▸ WHAT NEEDS TO BE DONE: Copy out the records below with every "fill-line" replaced by "blank-line" and everything else unchanged. Leave out the pictures.

▸ EXERCISE MATERIALS:

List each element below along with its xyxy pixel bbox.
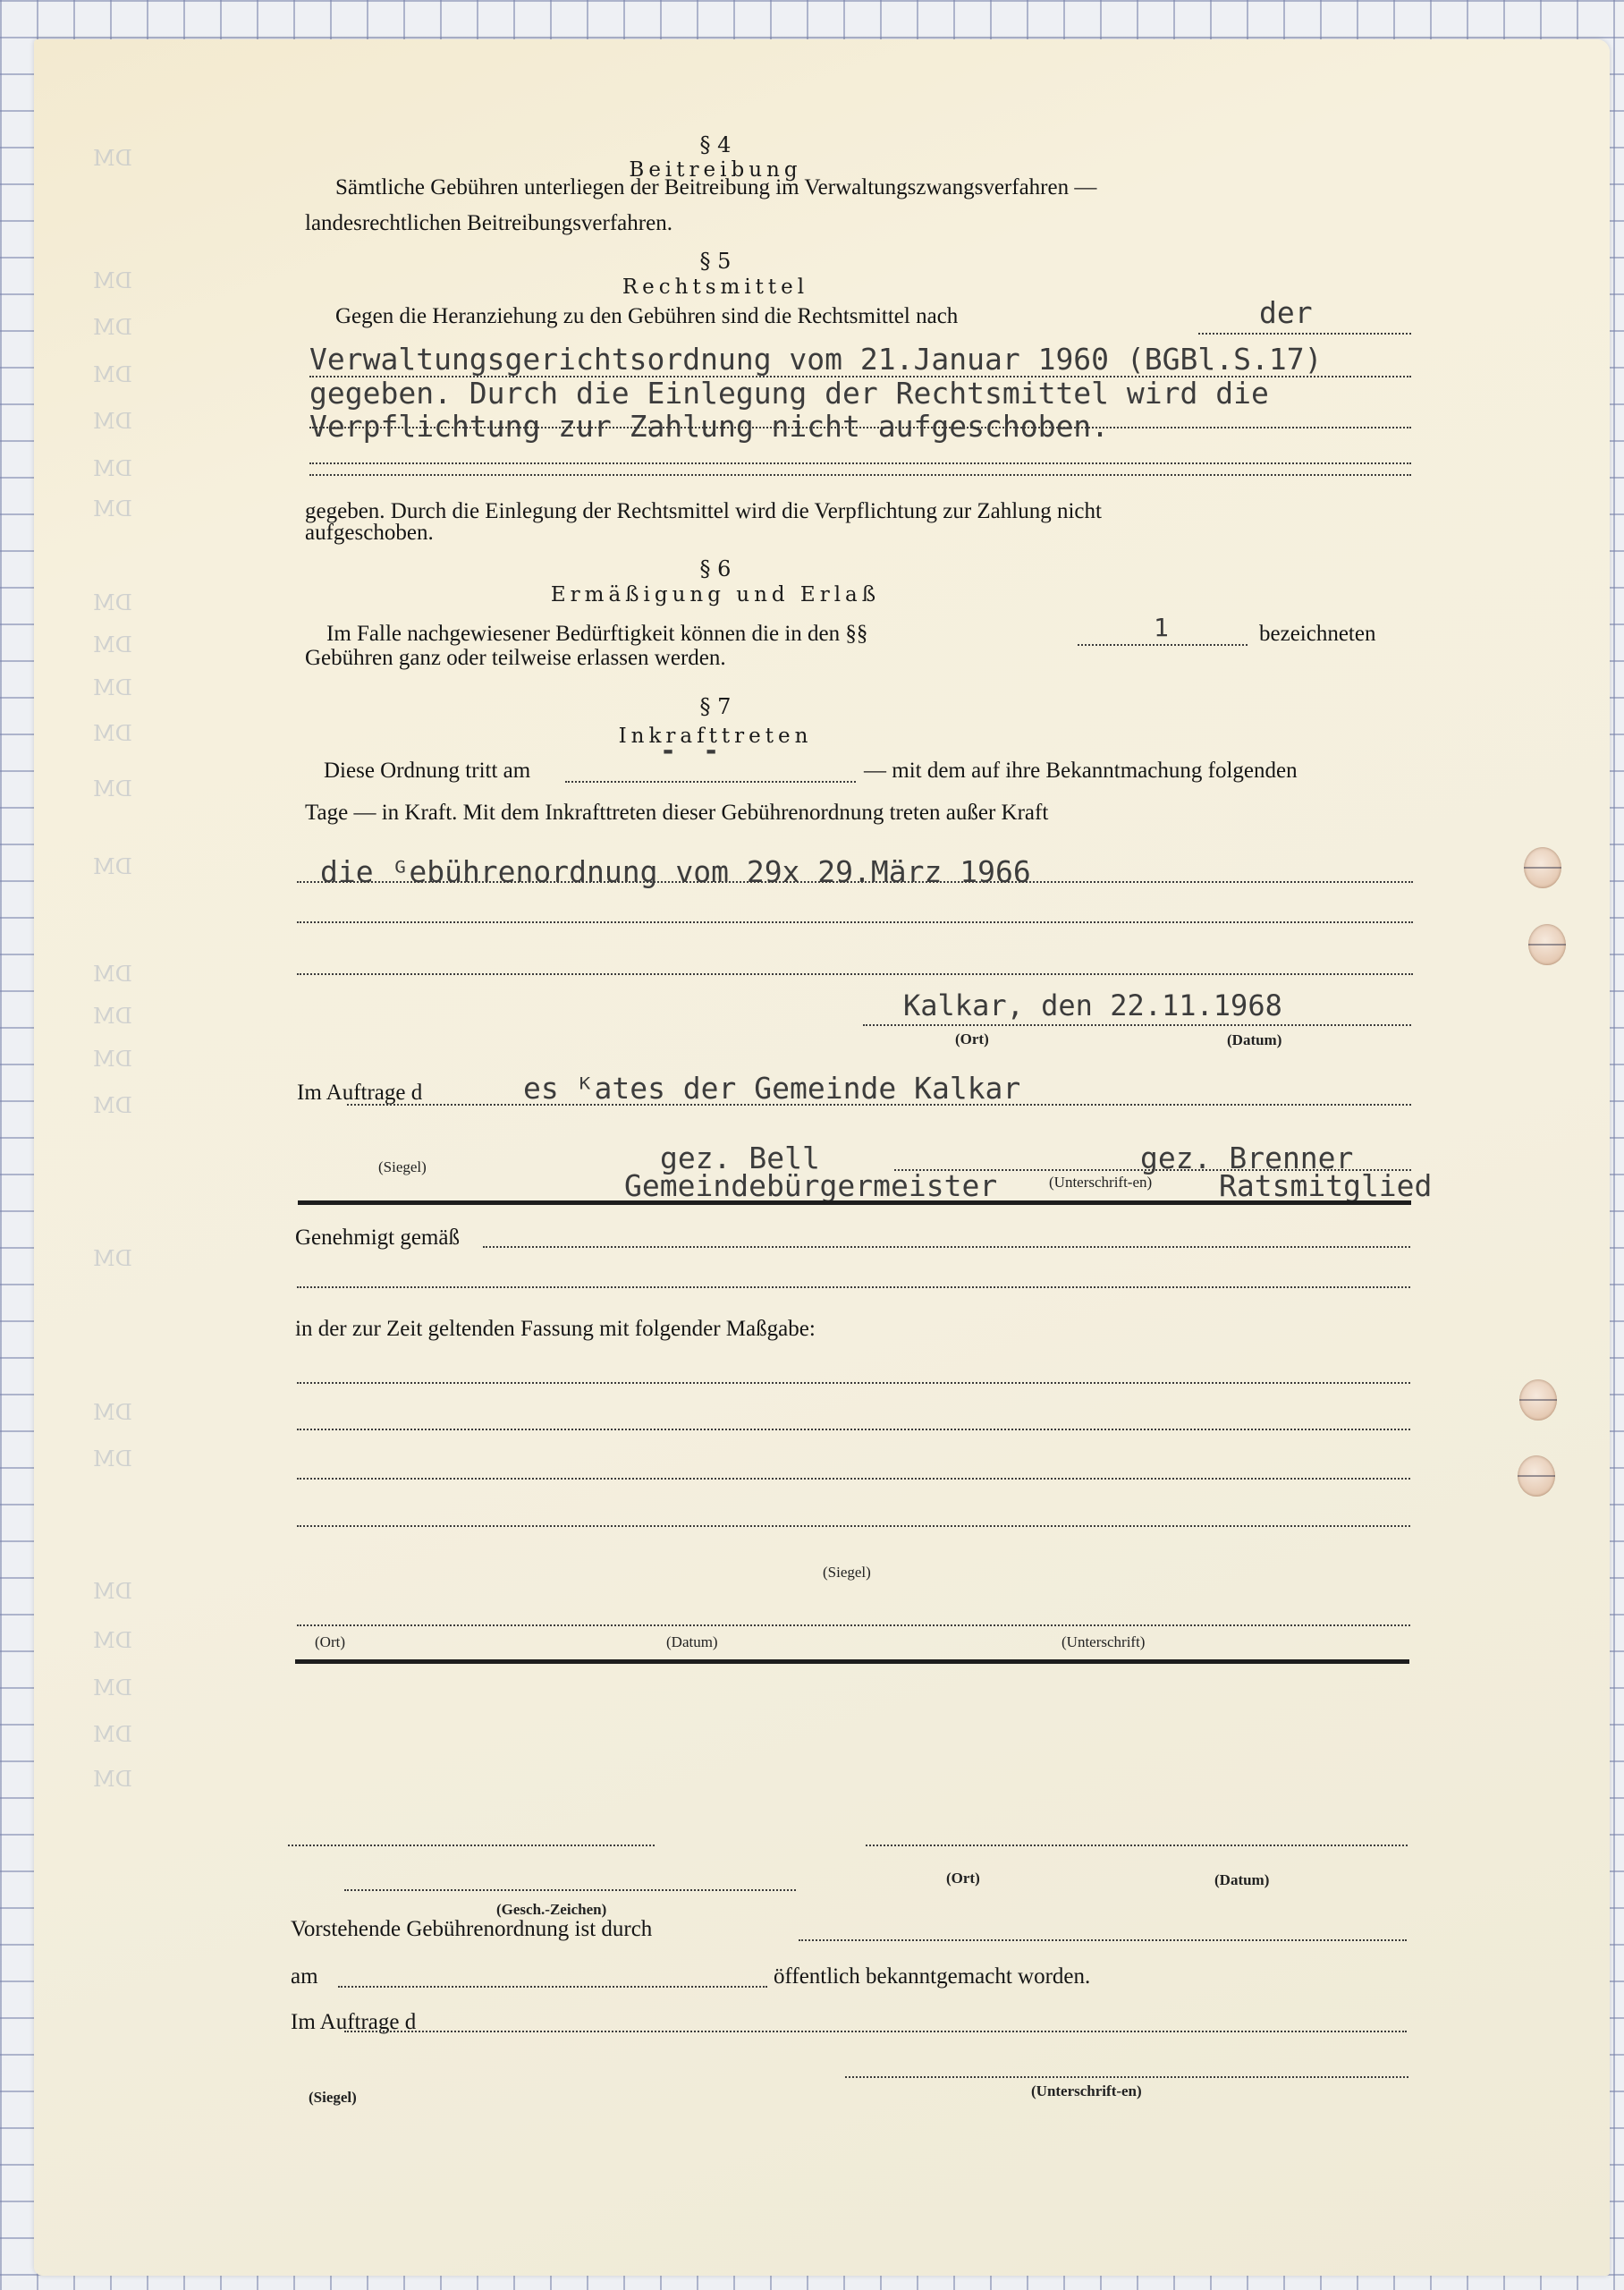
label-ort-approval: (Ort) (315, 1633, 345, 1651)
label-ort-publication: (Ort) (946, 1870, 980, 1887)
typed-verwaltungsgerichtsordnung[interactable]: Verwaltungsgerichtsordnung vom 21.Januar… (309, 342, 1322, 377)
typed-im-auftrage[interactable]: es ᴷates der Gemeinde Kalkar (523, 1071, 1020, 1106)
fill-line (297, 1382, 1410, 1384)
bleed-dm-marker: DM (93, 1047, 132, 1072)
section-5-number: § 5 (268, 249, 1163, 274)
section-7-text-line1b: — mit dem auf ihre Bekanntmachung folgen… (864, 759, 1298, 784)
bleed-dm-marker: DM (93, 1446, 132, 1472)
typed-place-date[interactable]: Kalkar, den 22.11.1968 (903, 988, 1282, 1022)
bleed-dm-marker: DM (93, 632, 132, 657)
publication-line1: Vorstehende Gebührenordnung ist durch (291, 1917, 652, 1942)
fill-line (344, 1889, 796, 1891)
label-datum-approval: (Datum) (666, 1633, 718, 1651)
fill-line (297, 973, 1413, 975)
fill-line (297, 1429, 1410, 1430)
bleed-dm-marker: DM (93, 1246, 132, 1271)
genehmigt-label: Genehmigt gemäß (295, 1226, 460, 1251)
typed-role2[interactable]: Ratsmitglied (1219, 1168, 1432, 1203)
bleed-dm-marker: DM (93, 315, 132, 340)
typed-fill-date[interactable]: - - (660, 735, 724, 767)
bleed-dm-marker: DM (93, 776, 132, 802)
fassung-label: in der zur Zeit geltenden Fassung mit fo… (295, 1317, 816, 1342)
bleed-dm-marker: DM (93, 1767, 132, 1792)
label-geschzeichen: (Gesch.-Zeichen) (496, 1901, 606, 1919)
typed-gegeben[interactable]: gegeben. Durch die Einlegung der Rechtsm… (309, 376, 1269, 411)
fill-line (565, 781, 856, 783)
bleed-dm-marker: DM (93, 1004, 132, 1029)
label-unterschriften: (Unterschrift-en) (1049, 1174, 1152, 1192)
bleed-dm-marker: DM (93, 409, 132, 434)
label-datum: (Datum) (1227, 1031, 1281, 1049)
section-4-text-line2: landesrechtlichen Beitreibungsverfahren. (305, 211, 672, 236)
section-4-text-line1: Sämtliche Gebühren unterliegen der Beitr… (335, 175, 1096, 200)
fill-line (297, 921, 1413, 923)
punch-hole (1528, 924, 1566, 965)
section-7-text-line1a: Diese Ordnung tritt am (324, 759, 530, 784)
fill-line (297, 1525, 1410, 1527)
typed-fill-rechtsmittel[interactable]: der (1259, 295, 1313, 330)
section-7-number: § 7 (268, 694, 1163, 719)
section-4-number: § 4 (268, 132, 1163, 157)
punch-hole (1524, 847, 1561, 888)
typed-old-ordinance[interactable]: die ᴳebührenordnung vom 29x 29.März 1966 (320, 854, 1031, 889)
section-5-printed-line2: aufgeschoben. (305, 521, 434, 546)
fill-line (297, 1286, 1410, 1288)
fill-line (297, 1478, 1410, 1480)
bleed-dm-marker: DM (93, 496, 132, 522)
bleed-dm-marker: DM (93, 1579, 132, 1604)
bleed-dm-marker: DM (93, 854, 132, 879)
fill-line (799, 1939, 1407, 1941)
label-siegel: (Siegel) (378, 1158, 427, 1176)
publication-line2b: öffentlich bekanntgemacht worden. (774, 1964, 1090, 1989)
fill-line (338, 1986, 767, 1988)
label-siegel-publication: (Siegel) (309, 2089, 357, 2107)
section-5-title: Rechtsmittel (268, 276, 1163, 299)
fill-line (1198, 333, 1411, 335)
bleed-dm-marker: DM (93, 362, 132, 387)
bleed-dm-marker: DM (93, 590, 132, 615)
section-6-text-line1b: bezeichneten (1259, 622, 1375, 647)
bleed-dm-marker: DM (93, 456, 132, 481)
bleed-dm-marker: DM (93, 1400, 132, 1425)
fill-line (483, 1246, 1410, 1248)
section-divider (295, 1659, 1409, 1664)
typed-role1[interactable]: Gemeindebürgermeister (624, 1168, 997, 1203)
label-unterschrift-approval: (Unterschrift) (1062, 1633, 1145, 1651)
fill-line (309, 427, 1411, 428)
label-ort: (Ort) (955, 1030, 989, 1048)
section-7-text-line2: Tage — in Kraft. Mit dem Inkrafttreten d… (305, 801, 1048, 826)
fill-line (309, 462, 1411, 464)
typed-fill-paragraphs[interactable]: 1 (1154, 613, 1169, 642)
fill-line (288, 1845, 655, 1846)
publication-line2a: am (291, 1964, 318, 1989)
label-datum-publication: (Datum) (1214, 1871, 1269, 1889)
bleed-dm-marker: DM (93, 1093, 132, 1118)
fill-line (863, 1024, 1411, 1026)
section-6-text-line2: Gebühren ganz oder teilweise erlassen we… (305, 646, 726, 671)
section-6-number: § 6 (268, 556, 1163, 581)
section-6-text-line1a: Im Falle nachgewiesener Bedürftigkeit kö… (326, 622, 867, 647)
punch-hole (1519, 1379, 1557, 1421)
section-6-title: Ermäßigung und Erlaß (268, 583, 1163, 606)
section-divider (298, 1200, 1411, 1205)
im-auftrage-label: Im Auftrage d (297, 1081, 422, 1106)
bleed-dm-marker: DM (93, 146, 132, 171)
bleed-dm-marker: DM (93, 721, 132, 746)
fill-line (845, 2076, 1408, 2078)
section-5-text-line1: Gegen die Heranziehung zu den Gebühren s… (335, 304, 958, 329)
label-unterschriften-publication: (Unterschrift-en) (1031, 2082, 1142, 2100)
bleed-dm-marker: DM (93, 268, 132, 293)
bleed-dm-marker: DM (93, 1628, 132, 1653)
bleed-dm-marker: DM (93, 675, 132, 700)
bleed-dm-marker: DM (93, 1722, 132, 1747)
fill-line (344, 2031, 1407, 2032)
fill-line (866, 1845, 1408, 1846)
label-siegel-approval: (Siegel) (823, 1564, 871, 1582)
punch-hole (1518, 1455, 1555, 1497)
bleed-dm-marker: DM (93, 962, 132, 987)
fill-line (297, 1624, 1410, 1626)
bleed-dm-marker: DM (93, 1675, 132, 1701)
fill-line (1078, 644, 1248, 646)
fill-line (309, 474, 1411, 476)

▸ TASK RESULT:
List each element below along with its xyxy pixel bbox.
label-ort-approval: (Ort) (315, 1633, 345, 1651)
label-ort-publication: (Ort) (946, 1870, 980, 1887)
typed-verwaltungsgerichtsordnung[interactable]: Verwaltungsgerichtsordnung vom 21.Januar… (309, 342, 1322, 377)
typed-im-auftrage[interactable]: es ᴷates der Gemeinde Kalkar (523, 1071, 1020, 1106)
blank-line (297, 1382, 1410, 1384)
bleed-dm-marker: DM (93, 1047, 132, 1072)
section-5-number: § 5 (268, 249, 1163, 274)
section-7-text-line1b: — mit dem auf ihre Bekanntmachung folgen… (864, 759, 1298, 784)
bleed-dm-marker: DM (93, 1446, 132, 1472)
typed-place-date[interactable]: Kalkar, den 22.11.1968 (903, 988, 1282, 1022)
bleed-dm-marker: DM (93, 632, 132, 657)
publication-line1: Vorstehende Gebührenordnung ist durch (291, 1917, 652, 1942)
blank-line (344, 1889, 796, 1891)
label-datum-approval: (Datum) (666, 1633, 718, 1651)
blank-line (297, 973, 1413, 975)
blank-line (297, 1429, 1410, 1430)
bleed-dm-marker: DM (93, 1246, 132, 1271)
genehmigt-label: Genehmigt gemäß (295, 1226, 460, 1251)
typed-role2[interactable]: Ratsmitglied (1219, 1168, 1432, 1203)
bleed-dm-marker: DM (93, 315, 132, 340)
typed-fill-date[interactable]: - - (660, 735, 724, 767)
bleed-dm-marker: DM (93, 776, 132, 802)
fassung-label: in der zur Zeit geltenden Fassung mit fo… (295, 1317, 816, 1342)
bleed-dm-marker: DM (93, 1767, 132, 1792)
label-geschzeichen: (Gesch.-Zeichen) (496, 1901, 606, 1919)
typed-gegeben[interactable]: gegeben. Durch die Einlegung der Rechtsm… (309, 376, 1269, 411)
blank-line (565, 781, 856, 783)
bleed-dm-marker: DM (93, 1004, 132, 1029)
label-unterschriften: (Unterschrift-en) (1049, 1174, 1152, 1192)
bleed-dm-marker: DM (93, 409, 132, 434)
label-datum: (Datum) (1227, 1031, 1281, 1049)
section-4-text-line2: landesrechtlichen Beitreibungsverfahren. (305, 211, 672, 236)
section-4-text-line1: Sämtliche Gebühren unterliegen der Beitr… (335, 175, 1096, 200)
blank-line (297, 921, 1413, 923)
punch-hole (1528, 924, 1566, 965)
section-7-text-line1a: Diese Ordnung tritt am (324, 759, 530, 784)
blank-line (297, 1525, 1410, 1527)
typed-fill-rechtsmittel[interactable]: der (1259, 295, 1313, 330)
section-7-number: § 7 (268, 694, 1163, 719)
section-4-number: § 4 (268, 132, 1163, 157)
punch-hole (1524, 847, 1561, 888)
typed-old-ordinance[interactable]: die ᴳebührenordnung vom 29x 29.März 1966 (320, 854, 1031, 889)
section-5-printed-line2: aufgeschoben. (305, 521, 434, 546)
blank-line (297, 1286, 1410, 1288)
blank-line (297, 1478, 1410, 1480)
bleed-dm-marker: DM (93, 496, 132, 522)
bleed-dm-marker: DM (93, 1579, 132, 1604)
bleed-dm-marker: DM (93, 854, 132, 879)
blank-line (799, 1939, 1407, 1941)
label-siegel: (Siegel) (378, 1158, 427, 1176)
publication-line2b: öffentlich bekanntgemacht worden. (774, 1964, 1090, 1989)
blank-line (338, 1986, 767, 1988)
label-siegel-publication: (Siegel) (309, 2089, 357, 2107)
section-5-title: Rechtsmittel (268, 276, 1163, 299)
blank-line (1198, 333, 1411, 335)
bleed-dm-marker: DM (93, 362, 132, 387)
bleed-dm-marker: DM (93, 590, 132, 615)
section-6-text-line1b: bezeichneten (1259, 622, 1375, 647)
bleed-dm-marker: DM (93, 456, 132, 481)
bleed-dm-marker: DM (93, 1400, 132, 1425)
blank-line (483, 1246, 1410, 1248)
section-divider (295, 1659, 1409, 1664)
typed-role1[interactable]: Gemeindebürgermeister (624, 1168, 997, 1203)
label-unterschrift-approval: (Unterschrift) (1062, 1633, 1145, 1651)
blank-line (309, 427, 1411, 428)
label-ort: (Ort) (955, 1030, 989, 1048)
section-7-text-line2: Tage — in Kraft. Mit dem Inkrafttreten d… (305, 801, 1048, 826)
blank-line (309, 462, 1411, 464)
typed-fill-paragraphs[interactable]: 1 (1154, 613, 1169, 642)
blank-line (288, 1845, 655, 1846)
publication-line2a: am (291, 1964, 318, 1989)
label-datum-publication: (Datum) (1214, 1871, 1269, 1889)
bleed-dm-marker: DM (93, 1093, 132, 1118)
blank-line (863, 1024, 1411, 1026)
section-6-text-line2: Gebühren ganz oder teilweise erlassen we… (305, 646, 726, 671)
section-6-number: § 6 (268, 556, 1163, 581)
section-6-text-line1a: Im Falle nachgewiesener Bedürftigkeit kö… (326, 622, 867, 647)
punch-hole (1519, 1379, 1557, 1421)
section-6-title: Ermäßigung und Erlaß (268, 583, 1163, 606)
section-divider (298, 1200, 1411, 1205)
im-auftrage-label: Im Auftrage d (297, 1081, 422, 1106)
bleed-dm-marker: DM (93, 146, 132, 171)
bleed-dm-marker: DM (93, 721, 132, 746)
blank-line (845, 2076, 1408, 2078)
section-5-text-line1: Gegen die Heranziehung zu den Gebühren s… (335, 304, 958, 329)
label-unterschriften-publication: (Unterschrift-en) (1031, 2082, 1142, 2100)
bleed-dm-marker: DM (93, 268, 132, 293)
bleed-dm-marker: DM (93, 1628, 132, 1653)
bleed-dm-marker: DM (93, 675, 132, 700)
bleed-dm-marker: DM (93, 1722, 132, 1747)
blank-line (344, 2031, 1407, 2032)
blank-line (866, 1845, 1408, 1846)
label-siegel-approval: (Siegel) (823, 1564, 871, 1582)
punch-hole (1518, 1455, 1555, 1497)
bleed-dm-marker: DM (93, 962, 132, 987)
blank-line (297, 1624, 1410, 1626)
bleed-dm-marker: DM (93, 1675, 132, 1701)
blank-line (1078, 644, 1248, 646)
blank-line (309, 474, 1411, 476)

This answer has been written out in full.